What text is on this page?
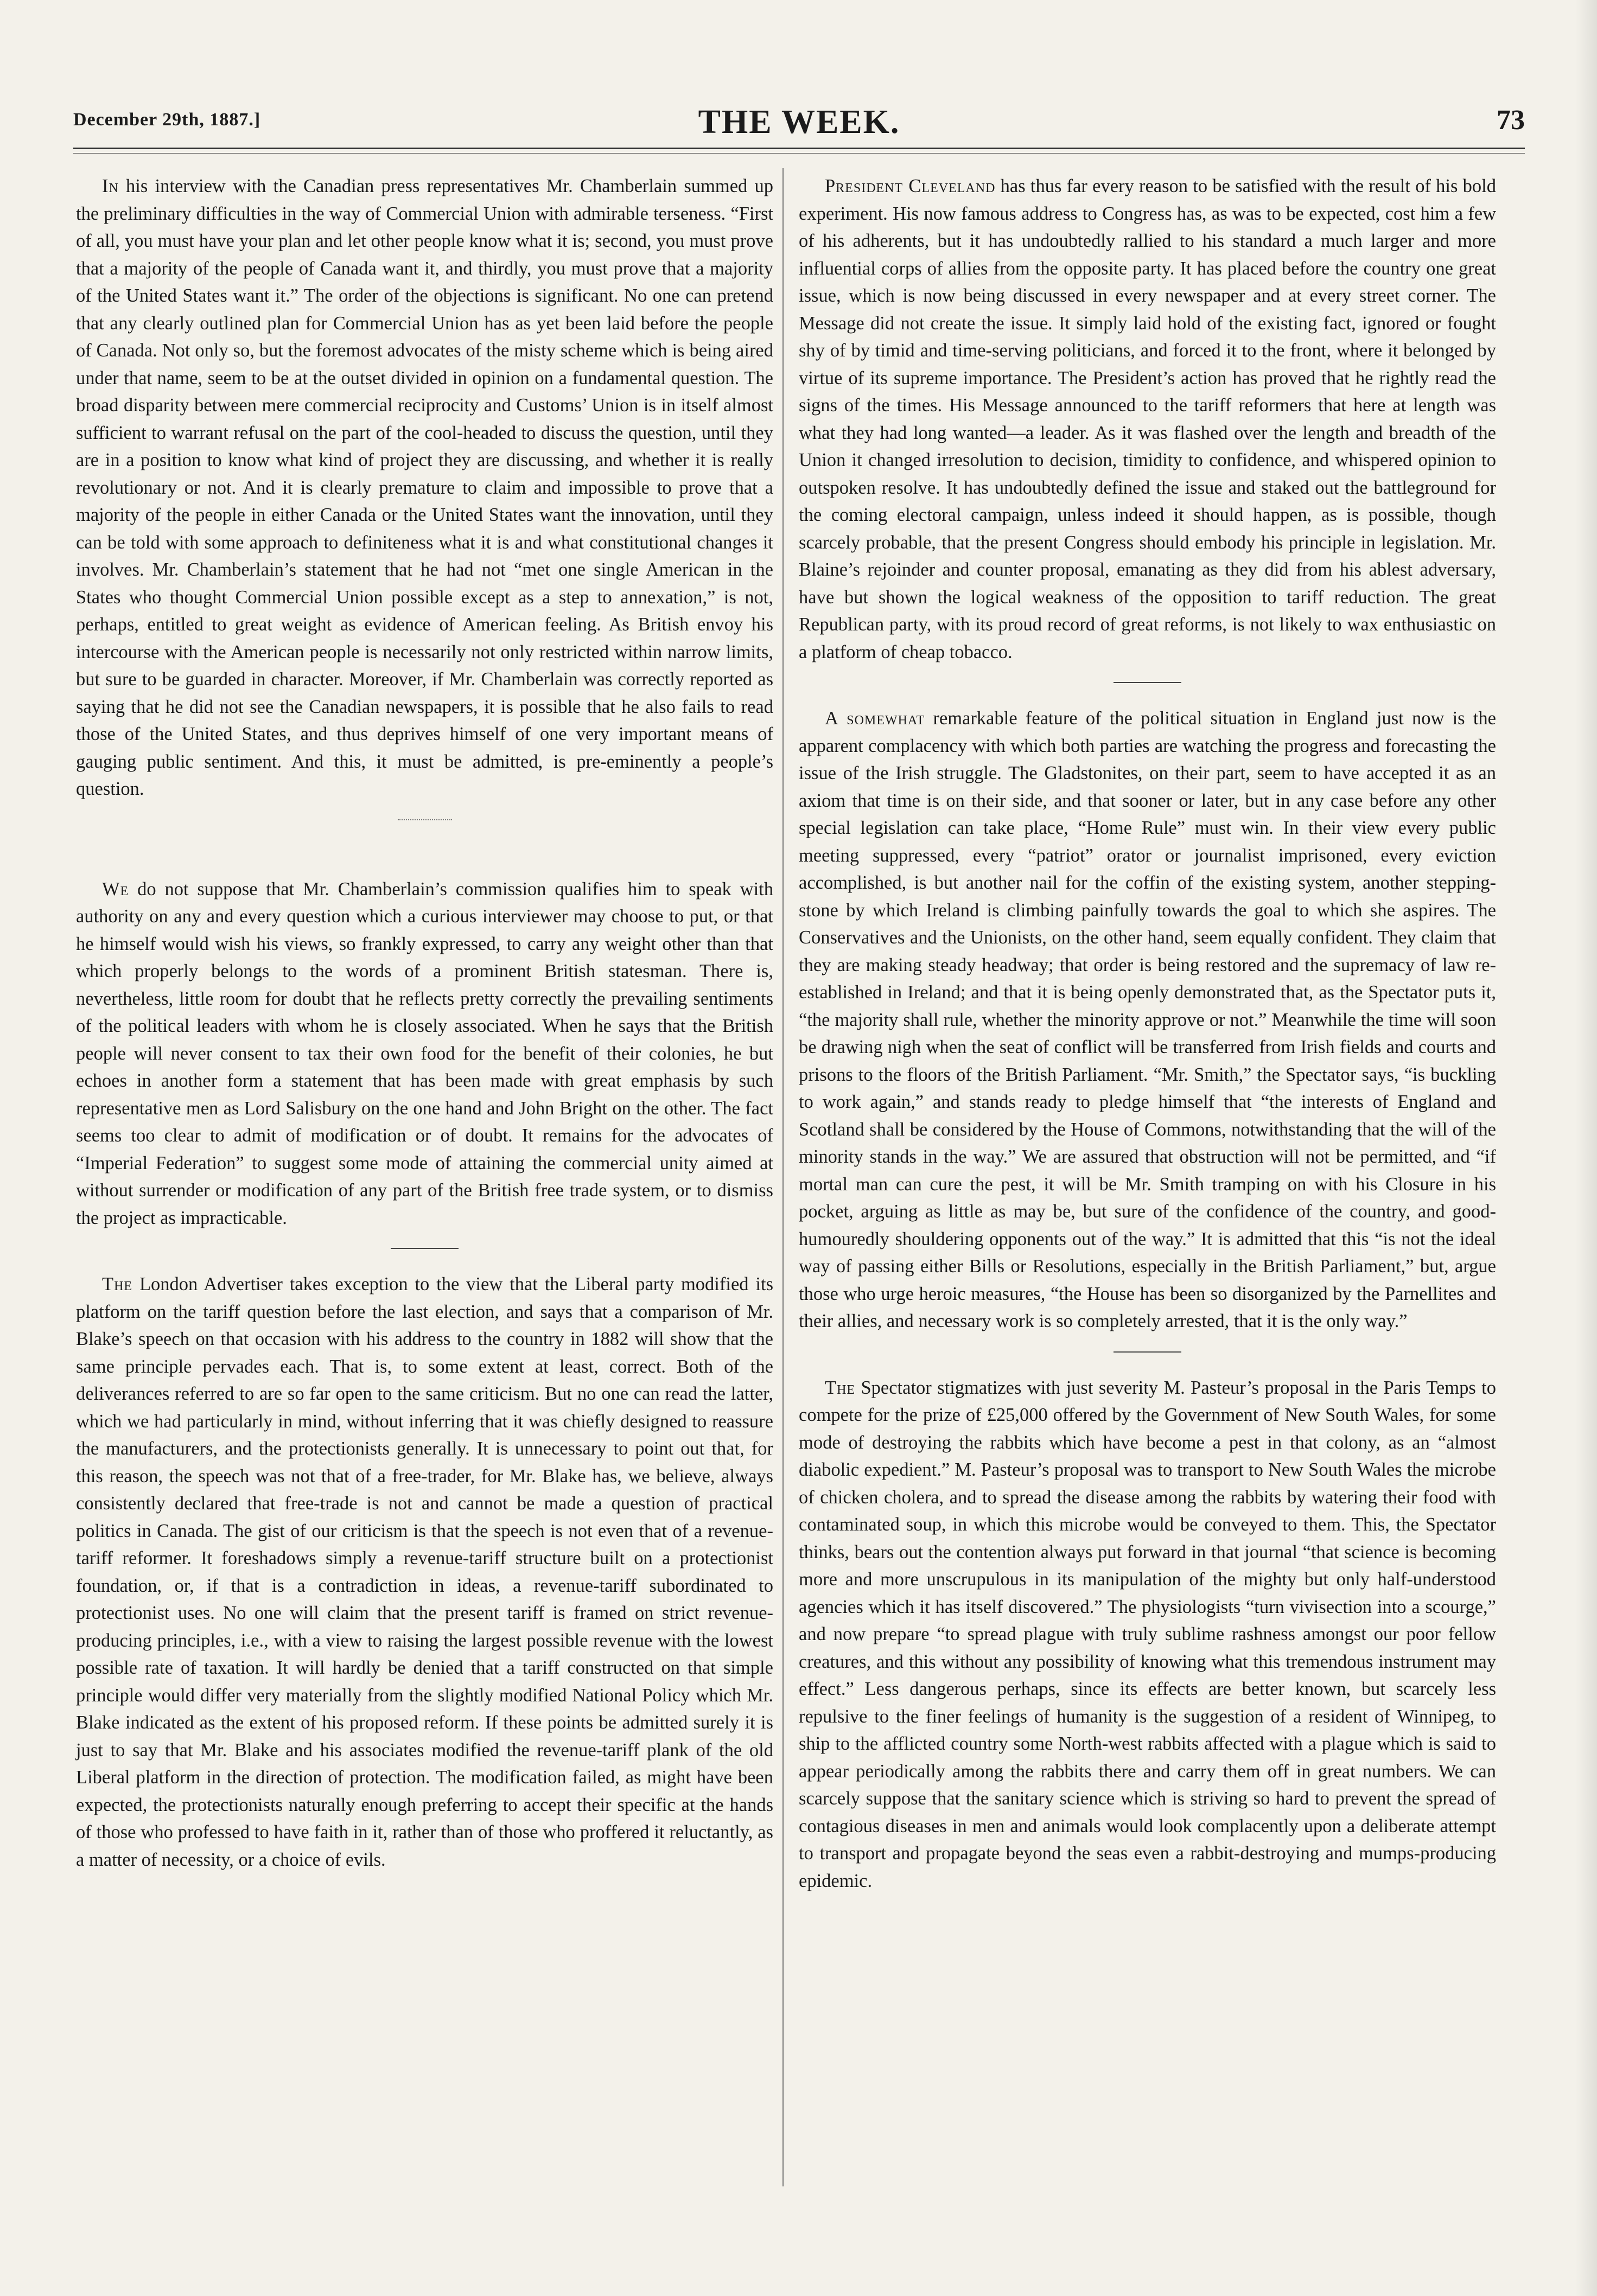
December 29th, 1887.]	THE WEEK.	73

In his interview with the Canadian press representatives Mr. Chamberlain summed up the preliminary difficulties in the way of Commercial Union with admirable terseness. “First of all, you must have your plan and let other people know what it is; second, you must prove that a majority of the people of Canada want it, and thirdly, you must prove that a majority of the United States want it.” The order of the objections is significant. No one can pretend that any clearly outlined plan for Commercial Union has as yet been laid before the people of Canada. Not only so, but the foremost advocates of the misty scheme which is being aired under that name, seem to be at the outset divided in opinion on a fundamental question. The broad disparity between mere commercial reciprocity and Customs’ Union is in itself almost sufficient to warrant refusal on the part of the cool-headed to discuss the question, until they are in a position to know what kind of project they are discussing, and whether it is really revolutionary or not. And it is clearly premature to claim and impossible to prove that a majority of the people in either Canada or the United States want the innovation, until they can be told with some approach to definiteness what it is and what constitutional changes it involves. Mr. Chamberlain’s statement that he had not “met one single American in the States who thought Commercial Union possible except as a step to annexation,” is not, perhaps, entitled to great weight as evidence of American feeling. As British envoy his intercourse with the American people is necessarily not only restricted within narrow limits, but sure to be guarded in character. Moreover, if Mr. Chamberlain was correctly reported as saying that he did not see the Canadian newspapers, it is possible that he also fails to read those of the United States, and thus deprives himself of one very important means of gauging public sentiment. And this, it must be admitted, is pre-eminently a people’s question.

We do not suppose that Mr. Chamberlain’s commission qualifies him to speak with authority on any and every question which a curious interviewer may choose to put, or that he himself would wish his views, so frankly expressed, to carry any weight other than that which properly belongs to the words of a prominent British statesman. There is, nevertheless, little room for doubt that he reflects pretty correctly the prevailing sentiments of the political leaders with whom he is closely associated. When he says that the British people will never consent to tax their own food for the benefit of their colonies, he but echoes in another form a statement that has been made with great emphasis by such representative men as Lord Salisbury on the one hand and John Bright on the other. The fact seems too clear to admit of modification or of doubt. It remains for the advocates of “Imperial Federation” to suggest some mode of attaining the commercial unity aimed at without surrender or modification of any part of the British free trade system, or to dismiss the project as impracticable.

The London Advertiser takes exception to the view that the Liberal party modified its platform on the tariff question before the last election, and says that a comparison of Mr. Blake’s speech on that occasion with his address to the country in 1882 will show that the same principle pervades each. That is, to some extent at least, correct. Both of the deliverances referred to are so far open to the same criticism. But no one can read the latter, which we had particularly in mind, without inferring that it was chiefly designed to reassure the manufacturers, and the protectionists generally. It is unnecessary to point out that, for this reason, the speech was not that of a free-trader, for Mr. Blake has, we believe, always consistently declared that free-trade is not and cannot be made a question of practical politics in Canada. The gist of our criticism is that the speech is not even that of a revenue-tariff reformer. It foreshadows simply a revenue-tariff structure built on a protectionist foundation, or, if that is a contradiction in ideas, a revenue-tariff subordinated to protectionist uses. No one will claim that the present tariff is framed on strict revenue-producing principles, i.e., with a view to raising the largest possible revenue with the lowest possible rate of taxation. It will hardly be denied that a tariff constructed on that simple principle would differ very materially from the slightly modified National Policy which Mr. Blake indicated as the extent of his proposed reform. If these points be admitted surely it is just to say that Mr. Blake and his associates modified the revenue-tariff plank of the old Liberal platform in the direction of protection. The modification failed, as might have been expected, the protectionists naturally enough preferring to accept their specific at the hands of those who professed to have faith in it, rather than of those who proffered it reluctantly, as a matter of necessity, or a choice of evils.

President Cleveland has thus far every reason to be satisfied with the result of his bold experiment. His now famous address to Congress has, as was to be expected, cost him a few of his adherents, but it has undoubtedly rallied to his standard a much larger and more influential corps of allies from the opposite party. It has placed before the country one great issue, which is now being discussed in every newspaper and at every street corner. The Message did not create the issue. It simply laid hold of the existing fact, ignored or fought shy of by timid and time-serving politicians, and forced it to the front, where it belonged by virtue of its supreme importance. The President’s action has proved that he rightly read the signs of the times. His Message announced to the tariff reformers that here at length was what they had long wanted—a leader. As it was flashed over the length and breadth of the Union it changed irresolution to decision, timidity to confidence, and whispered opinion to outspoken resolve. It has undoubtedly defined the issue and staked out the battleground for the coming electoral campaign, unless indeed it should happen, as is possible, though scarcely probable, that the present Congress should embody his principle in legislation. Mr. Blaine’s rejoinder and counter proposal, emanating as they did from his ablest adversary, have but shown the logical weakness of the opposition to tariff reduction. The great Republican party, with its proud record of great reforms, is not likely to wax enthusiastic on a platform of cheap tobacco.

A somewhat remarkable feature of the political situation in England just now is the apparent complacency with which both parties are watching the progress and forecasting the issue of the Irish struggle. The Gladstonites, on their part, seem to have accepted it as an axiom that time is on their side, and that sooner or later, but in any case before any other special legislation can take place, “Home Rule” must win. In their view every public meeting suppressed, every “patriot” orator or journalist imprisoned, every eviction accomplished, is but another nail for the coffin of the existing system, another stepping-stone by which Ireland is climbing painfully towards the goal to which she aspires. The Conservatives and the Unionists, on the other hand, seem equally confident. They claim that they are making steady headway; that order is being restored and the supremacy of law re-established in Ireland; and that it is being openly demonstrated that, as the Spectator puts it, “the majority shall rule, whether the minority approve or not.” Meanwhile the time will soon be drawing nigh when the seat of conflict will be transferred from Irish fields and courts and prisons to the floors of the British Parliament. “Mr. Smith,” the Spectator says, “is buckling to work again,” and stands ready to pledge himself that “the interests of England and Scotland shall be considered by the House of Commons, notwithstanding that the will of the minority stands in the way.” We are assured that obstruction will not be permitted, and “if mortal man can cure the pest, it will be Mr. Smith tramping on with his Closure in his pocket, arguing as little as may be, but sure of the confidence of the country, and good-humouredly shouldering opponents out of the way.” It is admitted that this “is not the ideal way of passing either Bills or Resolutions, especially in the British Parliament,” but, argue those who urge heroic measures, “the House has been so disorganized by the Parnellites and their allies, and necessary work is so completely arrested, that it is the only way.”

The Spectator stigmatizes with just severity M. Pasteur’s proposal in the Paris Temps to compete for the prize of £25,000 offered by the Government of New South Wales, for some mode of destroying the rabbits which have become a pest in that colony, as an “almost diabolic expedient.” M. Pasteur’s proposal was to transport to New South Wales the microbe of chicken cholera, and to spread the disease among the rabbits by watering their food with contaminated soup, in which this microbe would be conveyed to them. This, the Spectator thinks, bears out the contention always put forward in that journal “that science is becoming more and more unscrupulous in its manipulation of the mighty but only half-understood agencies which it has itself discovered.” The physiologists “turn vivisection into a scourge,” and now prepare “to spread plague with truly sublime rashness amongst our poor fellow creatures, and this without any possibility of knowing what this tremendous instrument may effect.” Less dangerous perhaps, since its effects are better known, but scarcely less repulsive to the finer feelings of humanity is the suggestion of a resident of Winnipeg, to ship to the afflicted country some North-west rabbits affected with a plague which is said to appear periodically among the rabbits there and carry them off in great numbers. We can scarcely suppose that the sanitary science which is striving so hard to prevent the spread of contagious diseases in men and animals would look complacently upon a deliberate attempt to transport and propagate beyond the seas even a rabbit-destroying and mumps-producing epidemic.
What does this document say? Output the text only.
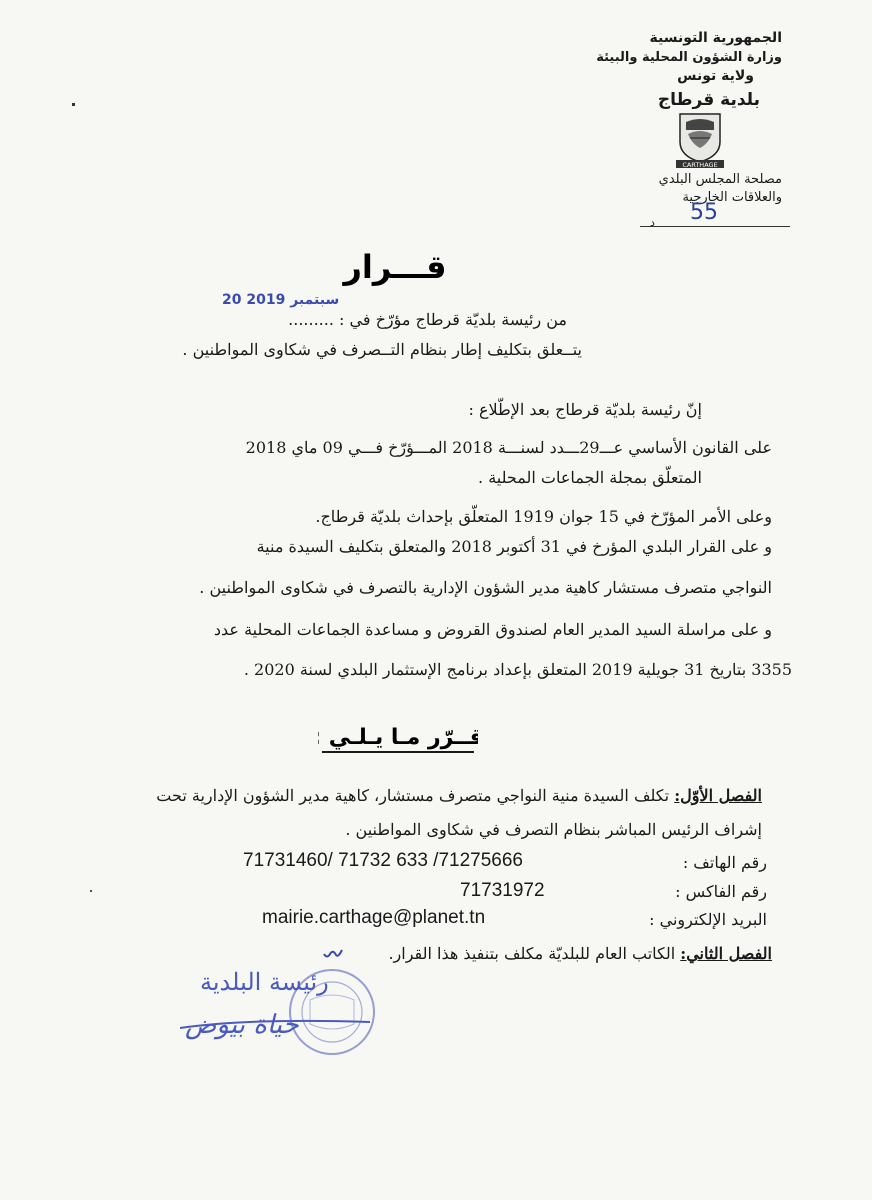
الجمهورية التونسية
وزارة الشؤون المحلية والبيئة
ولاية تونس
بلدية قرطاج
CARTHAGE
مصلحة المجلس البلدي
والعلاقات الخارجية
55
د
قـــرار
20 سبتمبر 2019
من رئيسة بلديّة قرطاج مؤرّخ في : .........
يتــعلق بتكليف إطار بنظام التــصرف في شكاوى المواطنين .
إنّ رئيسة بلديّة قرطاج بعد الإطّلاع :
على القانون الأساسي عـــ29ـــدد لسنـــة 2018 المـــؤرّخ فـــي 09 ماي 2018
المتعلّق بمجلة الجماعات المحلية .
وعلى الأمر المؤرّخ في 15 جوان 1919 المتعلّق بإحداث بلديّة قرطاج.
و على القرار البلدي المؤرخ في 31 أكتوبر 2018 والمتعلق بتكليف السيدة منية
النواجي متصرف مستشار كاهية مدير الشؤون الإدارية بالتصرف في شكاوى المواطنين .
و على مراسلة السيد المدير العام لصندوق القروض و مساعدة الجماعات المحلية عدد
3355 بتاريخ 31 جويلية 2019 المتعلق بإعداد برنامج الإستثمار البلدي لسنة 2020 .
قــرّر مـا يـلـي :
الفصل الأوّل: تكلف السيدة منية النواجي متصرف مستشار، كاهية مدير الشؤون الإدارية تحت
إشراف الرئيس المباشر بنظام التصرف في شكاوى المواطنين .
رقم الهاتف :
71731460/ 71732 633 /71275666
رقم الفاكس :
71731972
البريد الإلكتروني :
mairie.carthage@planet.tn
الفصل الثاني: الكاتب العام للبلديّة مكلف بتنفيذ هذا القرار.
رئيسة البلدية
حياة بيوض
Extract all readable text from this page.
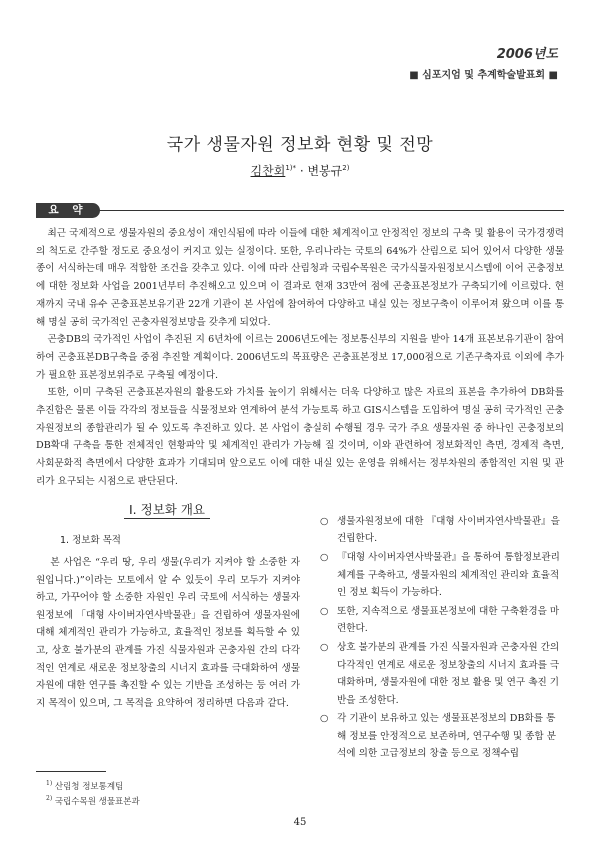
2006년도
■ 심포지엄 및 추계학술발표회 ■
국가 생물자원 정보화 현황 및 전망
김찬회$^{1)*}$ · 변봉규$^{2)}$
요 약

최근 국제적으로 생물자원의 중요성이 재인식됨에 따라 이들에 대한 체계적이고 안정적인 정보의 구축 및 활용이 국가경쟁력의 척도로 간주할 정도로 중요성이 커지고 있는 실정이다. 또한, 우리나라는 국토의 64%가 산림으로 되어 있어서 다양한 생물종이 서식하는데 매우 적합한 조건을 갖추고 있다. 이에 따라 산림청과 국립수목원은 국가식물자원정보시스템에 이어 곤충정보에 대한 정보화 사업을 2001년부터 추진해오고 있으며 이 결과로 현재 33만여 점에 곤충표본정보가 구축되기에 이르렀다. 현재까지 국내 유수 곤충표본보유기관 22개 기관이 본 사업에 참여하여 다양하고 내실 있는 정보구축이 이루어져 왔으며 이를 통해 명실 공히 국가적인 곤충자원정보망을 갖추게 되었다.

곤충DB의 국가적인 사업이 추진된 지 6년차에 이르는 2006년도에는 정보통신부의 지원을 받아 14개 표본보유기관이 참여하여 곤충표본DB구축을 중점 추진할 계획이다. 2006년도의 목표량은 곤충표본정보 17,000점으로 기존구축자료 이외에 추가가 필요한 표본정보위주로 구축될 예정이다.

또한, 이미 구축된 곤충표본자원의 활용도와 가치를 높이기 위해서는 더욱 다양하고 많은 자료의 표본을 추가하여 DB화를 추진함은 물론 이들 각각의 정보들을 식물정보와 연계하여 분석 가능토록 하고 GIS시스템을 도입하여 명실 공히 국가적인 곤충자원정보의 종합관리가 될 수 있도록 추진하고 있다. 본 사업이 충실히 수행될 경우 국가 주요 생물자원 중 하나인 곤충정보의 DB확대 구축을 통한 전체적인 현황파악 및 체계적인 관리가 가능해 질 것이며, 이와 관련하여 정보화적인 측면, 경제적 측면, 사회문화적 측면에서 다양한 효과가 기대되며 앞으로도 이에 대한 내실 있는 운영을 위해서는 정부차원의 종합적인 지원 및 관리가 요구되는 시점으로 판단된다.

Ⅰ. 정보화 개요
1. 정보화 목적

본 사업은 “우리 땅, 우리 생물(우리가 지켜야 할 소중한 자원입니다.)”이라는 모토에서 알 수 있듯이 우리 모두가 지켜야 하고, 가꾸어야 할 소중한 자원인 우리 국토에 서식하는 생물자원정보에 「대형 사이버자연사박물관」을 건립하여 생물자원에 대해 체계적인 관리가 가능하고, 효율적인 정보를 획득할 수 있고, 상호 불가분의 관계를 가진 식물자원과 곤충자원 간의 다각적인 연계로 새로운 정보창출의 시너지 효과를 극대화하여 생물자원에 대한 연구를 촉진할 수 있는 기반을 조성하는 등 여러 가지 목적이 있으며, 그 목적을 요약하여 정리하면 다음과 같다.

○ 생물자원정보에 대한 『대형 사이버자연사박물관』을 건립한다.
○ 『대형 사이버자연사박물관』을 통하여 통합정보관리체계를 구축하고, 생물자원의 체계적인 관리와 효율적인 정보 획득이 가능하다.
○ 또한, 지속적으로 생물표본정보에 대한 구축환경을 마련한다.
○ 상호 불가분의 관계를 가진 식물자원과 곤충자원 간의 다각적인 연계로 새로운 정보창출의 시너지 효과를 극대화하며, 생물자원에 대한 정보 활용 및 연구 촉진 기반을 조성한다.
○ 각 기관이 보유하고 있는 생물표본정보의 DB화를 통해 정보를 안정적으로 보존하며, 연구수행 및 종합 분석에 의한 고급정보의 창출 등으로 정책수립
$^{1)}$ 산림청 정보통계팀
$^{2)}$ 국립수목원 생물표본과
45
---
#### [YOUR OBJECTIVE]
Which lines hold the word "الفصل"? Copy each of them from the records.

#### [EXERCISE ANSWER]
الفصل الأوّل: تكلف السيدة منية النواجي متصرف مستشار، كاهية مدير الشؤون الإدارية تحت
الفصل الثاني: الكاتب العام للبلديّة مكلف بتنفيذ هذا القرار.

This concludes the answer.